Directions: Write out the entire listing below exactly as it appears, minus any pictures.

Task input:
— start —

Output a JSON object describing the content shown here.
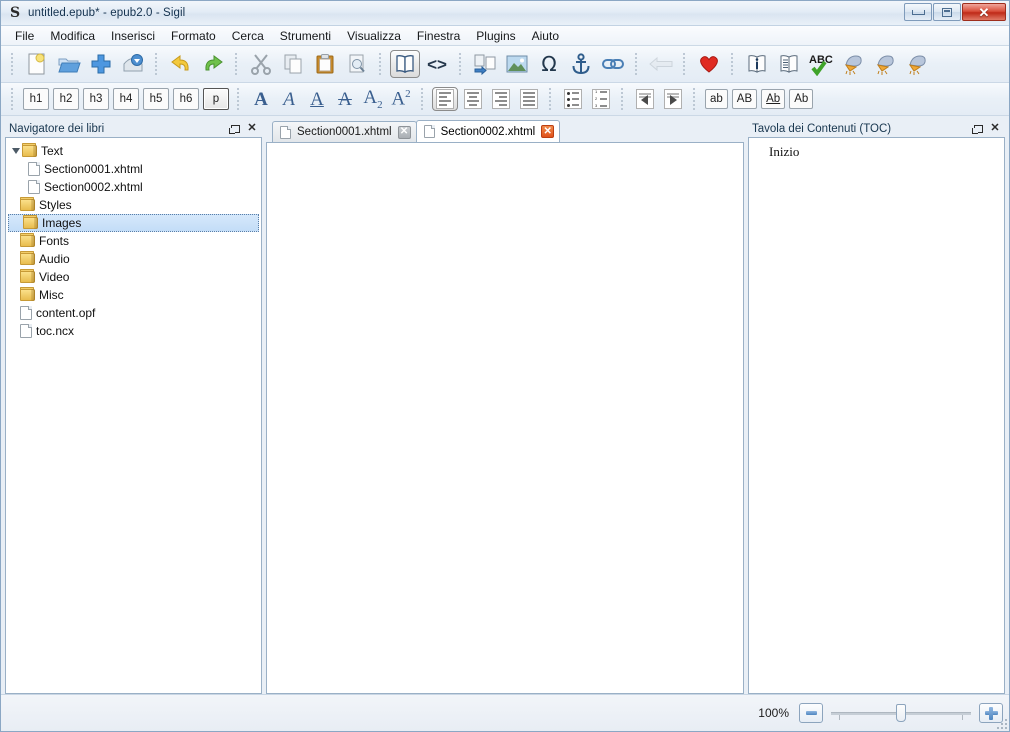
{
  "window": {
    "title": "untitled.epub* - epub2.0 - Sigil",
    "app_icon": "sigil-s-icon",
    "controls": {
      "minimize": "minimize-button",
      "maximize": "maximize-button",
      "close": "close-button",
      "close_glyph": "✕"
    }
  },
  "menubar": {
    "items": [
      {
        "label": "File"
      },
      {
        "label": "Modifica"
      },
      {
        "label": "Inserisci"
      },
      {
        "label": "Formato"
      },
      {
        "label": "Cerca"
      },
      {
        "label": "Strumenti"
      },
      {
        "label": "Visualizza"
      },
      {
        "label": "Finestra"
      },
      {
        "label": "Plugins"
      },
      {
        "label": "Aiuto"
      }
    ]
  },
  "toolbar_main": {
    "groups": [
      {
        "buttons": [
          {
            "name": "new-file",
            "icon": "new-document-icon"
          },
          {
            "name": "open-file",
            "icon": "open-folder-icon"
          },
          {
            "name": "add-file",
            "icon": "add-plus-icon"
          },
          {
            "name": "save-file",
            "icon": "save-disk-icon"
          }
        ]
      },
      {
        "buttons": [
          {
            "name": "undo",
            "icon": "undo-arrow-icon"
          },
          {
            "name": "redo",
            "icon": "redo-arrow-icon"
          }
        ]
      },
      {
        "buttons": [
          {
            "name": "cut",
            "icon": "scissors-icon"
          },
          {
            "name": "copy",
            "icon": "copy-pages-icon"
          },
          {
            "name": "paste",
            "icon": "clipboard-icon"
          },
          {
            "name": "print-preview",
            "icon": "print-preview-icon"
          }
        ]
      },
      {
        "buttons": [
          {
            "name": "book-view",
            "icon": "open-book-icon",
            "state": "active"
          },
          {
            "name": "code-view",
            "icon": "code-brackets-icon",
            "label": "<>"
          }
        ]
      },
      {
        "buttons": [
          {
            "name": "split-at-cursor",
            "icon": "split-section-icon"
          },
          {
            "name": "insert-image",
            "icon": "picture-icon"
          },
          {
            "name": "insert-special-character",
            "icon": "omega-icon",
            "label": "Ω"
          },
          {
            "name": "insert-id",
            "icon": "anchor-icon"
          },
          {
            "name": "insert-link",
            "icon": "chain-link-icon"
          }
        ]
      },
      {
        "buttons": [
          {
            "name": "back",
            "icon": "back-arrow-icon",
            "state": "disabled"
          }
        ]
      },
      {
        "buttons": [
          {
            "name": "add-to-index",
            "icon": "heart-icon"
          }
        ]
      },
      {
        "buttons": [
          {
            "name": "metadata-editor",
            "icon": "info-book-icon"
          },
          {
            "name": "generate-toc",
            "icon": "index-book-icon"
          },
          {
            "name": "spellcheck",
            "icon": "abc-spellcheck-icon",
            "label": "ABC"
          },
          {
            "name": "clean-source",
            "icon": "broom-clean-icon"
          },
          {
            "name": "mend-source",
            "icon": "broom-mend-icon"
          },
          {
            "name": "mend-all-source",
            "icon": "broom-mend-all-icon"
          }
        ]
      }
    ]
  },
  "toolbar_format": {
    "headings": [
      {
        "label": "h1",
        "state": ""
      },
      {
        "label": "h2",
        "state": ""
      },
      {
        "label": "h3",
        "state": ""
      },
      {
        "label": "h4",
        "state": ""
      },
      {
        "label": "h5",
        "state": ""
      },
      {
        "label": "h6",
        "state": ""
      },
      {
        "label": "p",
        "state": "active"
      }
    ],
    "styles": [
      {
        "name": "bold",
        "glyph": "A",
        "style": "bold"
      },
      {
        "name": "italic",
        "glyph": "A",
        "style": "ital"
      },
      {
        "name": "underline",
        "glyph": "A",
        "style": "und"
      },
      {
        "name": "strikethrough",
        "glyph": "A",
        "style": "strike"
      },
      {
        "name": "subscript",
        "glyph": "A",
        "sub": "2"
      },
      {
        "name": "superscript",
        "glyph": "A",
        "sup": "2"
      }
    ],
    "align": [
      {
        "name": "align-left",
        "state": "active"
      },
      {
        "name": "align-center",
        "state": ""
      },
      {
        "name": "align-right",
        "state": ""
      },
      {
        "name": "align-justify",
        "state": ""
      }
    ],
    "lists": [
      {
        "name": "bullet-list"
      },
      {
        "name": "numbered-list"
      }
    ],
    "indent": [
      {
        "name": "decrease-indent"
      },
      {
        "name": "increase-indent"
      }
    ],
    "case": [
      {
        "label": "ab",
        "name": "lowercase"
      },
      {
        "label": "AB",
        "name": "uppercase"
      },
      {
        "label": "Ab",
        "name": "titlecase"
      },
      {
        "label": "Ab",
        "name": "capitalize"
      }
    ]
  },
  "book_browser": {
    "title": "Navigatore dei libri",
    "items": [
      {
        "label": "Text",
        "type": "folder",
        "expanded": true,
        "indent": 0
      },
      {
        "label": "Section0001.xhtml",
        "type": "file",
        "indent": 1
      },
      {
        "label": "Section0002.xhtml",
        "type": "file",
        "indent": 1
      },
      {
        "label": "Styles",
        "type": "folder",
        "indent": 0
      },
      {
        "label": "Images",
        "type": "folder",
        "indent": 0,
        "selected": true
      },
      {
        "label": "Fonts",
        "type": "folder",
        "indent": 0
      },
      {
        "label": "Audio",
        "type": "folder",
        "indent": 0
      },
      {
        "label": "Video",
        "type": "folder",
        "indent": 0
      },
      {
        "label": "Misc",
        "type": "folder",
        "indent": 0
      },
      {
        "label": "content.opf",
        "type": "file",
        "indent": 0
      },
      {
        "label": "toc.ncx",
        "type": "file",
        "indent": 0
      }
    ]
  },
  "editor": {
    "tabs": [
      {
        "label": "Section0001.xhtml",
        "active": false,
        "close_glyph": "✕"
      },
      {
        "label": "Section0002.xhtml",
        "active": true,
        "close_glyph": "✕"
      }
    ],
    "content": ""
  },
  "toc_panel": {
    "title": "Tavola dei Contenuti (TOC)",
    "items": [
      {
        "label": "Inizio"
      }
    ]
  },
  "statusbar": {
    "zoom_label": "100%",
    "zoom_out": "zoom-out-button",
    "zoom_in": "zoom-in-button",
    "slider_value": 50
  },
  "colors": {
    "accent_blue": "#4f86c0",
    "selection": "#c3ddf7",
    "close_red": "#d9503c",
    "tab_close_active": "#e0521c",
    "folder_yellow": "#e8bc4e"
  }
}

— end —

Result of this exercise:
Output a JSON object describing the content shown here.
{
  "window": {
    "title": "untitled.epub* - epub2.0 - Sigil",
    "app_icon": "sigil-s-icon",
    "controls": {
      "minimize": "minimize-button",
      "maximize": "maximize-button",
      "close": "close-button",
      "close_glyph": "✕"
    }
  },
  "menubar": {
    "items": [
      {
        "label": "File"
      },
      {
        "label": "Modifica"
      },
      {
        "label": "Inserisci"
      },
      {
        "label": "Formato"
      },
      {
        "label": "Cerca"
      },
      {
        "label": "Strumenti"
      },
      {
        "label": "Visualizza"
      },
      {
        "label": "Finestra"
      },
      {
        "label": "Plugins"
      },
      {
        "label": "Aiuto"
      }
    ]
  },
  "toolbar_main": {
    "groups": [
      {
        "buttons": [
          {
            "name": "new-file",
            "icon": "new-document-icon"
          },
          {
            "name": "open-file",
            "icon": "open-folder-icon"
          },
          {
            "name": "add-file",
            "icon": "add-plus-icon"
          },
          {
            "name": "save-file",
            "icon": "save-disk-icon"
          }
        ]
      },
      {
        "buttons": [
          {
            "name": "undo",
            "icon": "undo-arrow-icon"
          },
          {
            "name": "redo",
            "icon": "redo-arrow-icon"
          }
        ]
      },
      {
        "buttons": [
          {
            "name": "cut",
            "icon": "scissors-icon"
          },
          {
            "name": "copy",
            "icon": "copy-pages-icon"
          },
          {
            "name": "paste",
            "icon": "clipboard-icon"
          },
          {
            "name": "print-preview",
            "icon": "print-preview-icon"
          }
        ]
      },
      {
        "buttons": [
          {
            "name": "book-view",
            "icon": "open-book-icon",
            "state": "active"
          },
          {
            "name": "code-view",
            "icon": "code-brackets-icon",
            "label": "<>"
          }
        ]
      },
      {
        "buttons": [
          {
            "name": "split-at-cursor",
            "icon": "split-section-icon"
          },
          {
            "name": "insert-image",
            "icon": "picture-icon"
          },
          {
            "name": "insert-special-character",
            "icon": "omega-icon",
            "label": "Ω"
          },
          {
            "name": "insert-id",
            "icon": "anchor-icon"
          },
          {
            "name": "insert-link",
            "icon": "chain-link-icon"
          }
        ]
      },
      {
        "buttons": [
          {
            "name": "back",
            "icon": "back-arrow-icon",
            "state": "disabled"
          }
        ]
      },
      {
        "buttons": [
          {
            "name": "add-to-index",
            "icon": "heart-icon"
          }
        ]
      },
      {
        "buttons": [
          {
            "name": "metadata-editor",
            "icon": "info-book-icon"
          },
          {
            "name": "generate-toc",
            "icon": "index-book-icon"
          },
          {
            "name": "spellcheck",
            "icon": "abc-spellcheck-icon",
            "label": "ABC"
          },
          {
            "name": "clean-source",
            "icon": "broom-clean-icon"
          },
          {
            "name": "mend-source",
            "icon": "broom-mend-icon"
          },
          {
            "name": "mend-all-source",
            "icon": "broom-mend-all-icon"
          }
        ]
      }
    ]
  },
  "toolbar_format": {
    "headings": [
      {
        "label": "h1",
        "state": ""
      },
      {
        "label": "h2",
        "state": ""
      },
      {
        "label": "h3",
        "state": ""
      },
      {
        "label": "h4",
        "state": ""
      },
      {
        "label": "h5",
        "state": ""
      },
      {
        "label": "h6",
        "state": ""
      },
      {
        "label": "p",
        "state": "active"
      }
    ],
    "styles": [
      {
        "name": "bold",
        "glyph": "A",
        "style": "bold"
      },
      {
        "name": "italic",
        "glyph": "A",
        "style": "ital"
      },
      {
        "name": "underline",
        "glyph": "A",
        "style": "und"
      },
      {
        "name": "strikethrough",
        "glyph": "A",
        "style": "strike"
      },
      {
        "name": "subscript",
        "glyph": "A",
        "sub": "2"
      },
      {
        "name": "superscript",
        "glyph": "A",
        "sup": "2"
      }
    ],
    "align": [
      {
        "name": "align-left",
        "state": "active"
      },
      {
        "name": "align-center",
        "state": ""
      },
      {
        "name": "align-right",
        "state": ""
      },
      {
        "name": "align-justify",
        "state": ""
      }
    ],
    "lists": [
      {
        "name": "bullet-list"
      },
      {
        "name": "numbered-list"
      }
    ],
    "indent": [
      {
        "name": "decrease-indent"
      },
      {
        "name": "increase-indent"
      }
    ],
    "case": [
      {
        "label": "ab",
        "name": "lowercase"
      },
      {
        "label": "AB",
        "name": "uppercase"
      },
      {
        "label": "Ab",
        "name": "titlecase"
      },
      {
        "label": "Ab",
        "name": "capitalize"
      }
    ]
  },
  "book_browser": {
    "title": "Navigatore dei libri",
    "items": [
      {
        "label": "Text",
        "type": "folder",
        "expanded": true,
        "indent": 0
      },
      {
        "label": "Section0001.xhtml",
        "type": "file",
        "indent": 1
      },
      {
        "label": "Section0002.xhtml",
        "type": "file",
        "indent": 1
      },
      {
        "label": "Styles",
        "type": "folder",
        "indent": 0
      },
      {
        "label": "Images",
        "type": "folder",
        "indent": 0,
        "selected": true
      },
      {
        "label": "Fonts",
        "type": "folder",
        "indent": 0
      },
      {
        "label": "Audio",
        "type": "folder",
        "indent": 0
      },
      {
        "label": "Video",
        "type": "folder",
        "indent": 0
      },
      {
        "label": "Misc",
        "type": "folder",
        "indent": 0
      },
      {
        "label": "content.opf",
        "type": "file",
        "indent": 0
      },
      {
        "label": "toc.ncx",
        "type": "file",
        "indent": 0
      }
    ]
  },
  "editor": {
    "tabs": [
      {
        "label": "Section0001.xhtml",
        "active": false,
        "close_glyph": "✕"
      },
      {
        "label": "Section0002.xhtml",
        "active": true,
        "close_glyph": "✕"
      }
    ],
    "content": ""
  },
  "toc_panel": {
    "title": "Tavola dei Contenuti (TOC)",
    "items": [
      {
        "label": "Inizio"
      }
    ]
  },
  "statusbar": {
    "zoom_label": "100%",
    "zoom_out": "zoom-out-button",
    "zoom_in": "zoom-in-button",
    "slider_value": 50
  },
  "colors": {
    "accent_blue": "#4f86c0",
    "selection": "#c3ddf7",
    "close_red": "#d9503c",
    "tab_close_active": "#e0521c",
    "folder_yellow": "#e8bc4e"
  }
}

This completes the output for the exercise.